>>>

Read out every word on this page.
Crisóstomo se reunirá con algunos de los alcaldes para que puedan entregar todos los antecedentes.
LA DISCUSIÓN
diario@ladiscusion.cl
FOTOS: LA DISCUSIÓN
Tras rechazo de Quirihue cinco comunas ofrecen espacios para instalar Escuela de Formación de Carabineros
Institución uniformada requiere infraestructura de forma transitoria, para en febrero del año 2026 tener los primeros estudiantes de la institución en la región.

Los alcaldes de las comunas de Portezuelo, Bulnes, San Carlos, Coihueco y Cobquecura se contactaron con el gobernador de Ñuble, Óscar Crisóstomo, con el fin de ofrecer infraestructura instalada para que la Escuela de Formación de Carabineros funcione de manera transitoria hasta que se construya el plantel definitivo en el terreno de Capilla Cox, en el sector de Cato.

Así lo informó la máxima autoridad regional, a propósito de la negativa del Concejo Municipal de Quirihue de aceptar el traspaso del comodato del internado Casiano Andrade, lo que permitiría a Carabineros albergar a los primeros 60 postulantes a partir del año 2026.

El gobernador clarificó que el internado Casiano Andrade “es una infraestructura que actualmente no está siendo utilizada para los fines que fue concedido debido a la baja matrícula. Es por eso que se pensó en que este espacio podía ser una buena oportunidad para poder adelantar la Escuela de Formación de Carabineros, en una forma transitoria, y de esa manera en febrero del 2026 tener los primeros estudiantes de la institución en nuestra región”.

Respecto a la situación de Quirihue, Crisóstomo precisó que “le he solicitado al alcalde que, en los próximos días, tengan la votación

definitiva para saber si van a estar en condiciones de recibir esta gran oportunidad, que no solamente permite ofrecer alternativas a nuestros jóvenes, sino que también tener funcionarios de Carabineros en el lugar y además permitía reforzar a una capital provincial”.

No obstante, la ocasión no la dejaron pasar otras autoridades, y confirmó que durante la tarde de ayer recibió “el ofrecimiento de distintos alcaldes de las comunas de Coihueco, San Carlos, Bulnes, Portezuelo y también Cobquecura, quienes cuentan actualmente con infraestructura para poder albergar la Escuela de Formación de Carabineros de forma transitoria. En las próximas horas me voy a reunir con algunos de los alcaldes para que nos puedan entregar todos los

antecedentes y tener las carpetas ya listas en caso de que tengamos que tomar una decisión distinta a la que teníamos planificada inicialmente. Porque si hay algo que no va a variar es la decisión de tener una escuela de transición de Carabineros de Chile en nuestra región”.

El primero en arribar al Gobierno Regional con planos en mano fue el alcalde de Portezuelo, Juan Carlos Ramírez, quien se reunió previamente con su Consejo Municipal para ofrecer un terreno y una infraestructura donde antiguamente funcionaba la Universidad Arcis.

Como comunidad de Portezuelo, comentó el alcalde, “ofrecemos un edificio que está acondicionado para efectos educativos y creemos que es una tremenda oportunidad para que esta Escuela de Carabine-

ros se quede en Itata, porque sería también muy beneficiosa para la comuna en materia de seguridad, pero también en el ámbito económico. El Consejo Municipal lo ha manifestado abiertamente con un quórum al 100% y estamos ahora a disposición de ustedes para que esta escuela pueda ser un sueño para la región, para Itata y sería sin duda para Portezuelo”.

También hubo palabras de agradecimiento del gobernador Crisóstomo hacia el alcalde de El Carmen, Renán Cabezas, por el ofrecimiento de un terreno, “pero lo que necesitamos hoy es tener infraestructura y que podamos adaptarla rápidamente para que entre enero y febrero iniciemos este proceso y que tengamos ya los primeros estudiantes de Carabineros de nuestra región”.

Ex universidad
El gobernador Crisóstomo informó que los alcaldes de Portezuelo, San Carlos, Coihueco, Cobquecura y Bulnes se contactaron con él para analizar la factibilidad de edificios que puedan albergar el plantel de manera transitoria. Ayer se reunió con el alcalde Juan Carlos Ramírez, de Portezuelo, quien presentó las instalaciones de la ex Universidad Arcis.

<<<

● **Work to complete**:
Output the entries exactly.

● **Answer for this exercise**:
Read out every word on this page.
Crisóstomo se reunirá con algunos de los alcaldes para que puedan entregar todos los antecedentes.
LA DISCUSIÓN
diario@ladiscusion.cl
FOTOS: LA DISCUSIÓN
Tras rechazo de Quirihue cinco comunas ofrecen espacios para instalar Escuela de Formación de Carabineros
Institución uniformada requiere infraestructura de forma transitoria, para en febrero del año 2026 tener los primeros estudiantes de la institución en la región.

Los alcaldes de las comunas de Portezuelo, Bulnes, San Carlos, Coihueco y Cobquecura se contactaron con el gobernador de Ñuble, Óscar Crisóstomo, con el fin de ofrecer infraestructura instalada para que la Escuela de Formación de Carabineros funcione de manera transitoria hasta que se construya el plantel definitivo en el terreno de Capilla Cox, en el sector de Cato.

Así lo informó la máxima autoridad regional, a propósito de la negativa del Concejo Municipal de Quirihue de aceptar el traspaso del comodato del internado Casiano Andrade, lo que permitiría a Carabineros albergar a los primeros 60 postulantes a partir del año 2026.

El gobernador clarificó que el internado Casiano Andrade “es una infraestructura que actualmente no está siendo utilizada para los fines que fue concedido debido a la baja matrícula. Es por eso que se pensó en que este espacio podía ser una buena oportunidad para poder adelantar la Escuela de Formación de Carabineros, en una forma transitoria, y de esa manera en febrero del 2026 tener los primeros estudiantes de la institución en nuestra región”.

Respecto a la situación de Quirihue, Crisóstomo precisó que “le he solicitado al alcalde que, en los próximos días, tengan la votación

definitiva para saber si van a estar en condiciones de recibir esta gran oportunidad, que no solamente permite ofrecer alternativas a nuestros jóvenes, sino que también tener funcionarios de Carabineros en el lugar y además permitía reforzar a una capital provincial”.

No obstante, la ocasión no la dejaron pasar otras autoridades, y confirmó que durante la tarde de ayer recibió “el ofrecimiento de distintos alcaldes de las comunas de Coihueco, San Carlos, Bulnes, Portezuelo y también Cobquecura, quienes cuentan actualmente con infraestructura para poder albergar la Escuela de Formación de Carabineros de forma transitoria. En las próximas horas me voy a reunir con algunos de los alcaldes para que nos puedan entregar todos los

antecedentes y tener las carpetas ya listas en caso de que tengamos que tomar una decisión distinta a la que teníamos planificada inicialmente. Porque si hay algo que no va a variar es la decisión de tener una escuela de transición de Carabineros de Chile en nuestra región”.

El primero en arribar al Gobierno Regional con planos en mano fue el alcalde de Portezuelo, Juan Carlos Ramírez, quien se reunió previamente con su Consejo Municipal para ofrecer un terreno y una infraestructura donde antiguamente funcionaba la Universidad Arcis.

Como comunidad de Portezuelo, comentó el alcalde, “ofrecemos un edificio que está acondicionado para efectos educativos y creemos que es una tremenda oportunidad para que esta Escuela de Carabine-

ros se quede en Itata, porque sería también muy beneficiosa para la comuna en materia de seguridad, pero también en el ámbito económico. El Consejo Municipal lo ha manifestado abiertamente con un quórum al 100% y estamos ahora a disposición de ustedes para que esta escuela pueda ser un sueño para la región, para Itata y sería sin duda para Portezuelo”.

También hubo palabras de agradecimiento del gobernador Crisóstomo hacia el alcalde de El Carmen, Renán Cabezas, por el ofrecimiento de un terreno, “pero lo que necesitamos hoy es tener infraestructura y que podamos adaptarla rápidamente para que entre enero y febrero iniciemos este proceso y que tengamos ya los primeros estudiantes de Carabineros de nuestra región”.

Ex universidad
El gobernador Crisóstomo informó que los alcaldes de Portezuelo, San Carlos, Coihueco, Cobquecura y Bulnes se contactaron con él para analizar la factibilidad de edificios que puedan albergar el plantel de manera transitoria. Ayer se reunió con el alcalde Juan Carlos Ramírez, de Portezuelo, quien presentó las instalaciones de la ex Universidad Arcis.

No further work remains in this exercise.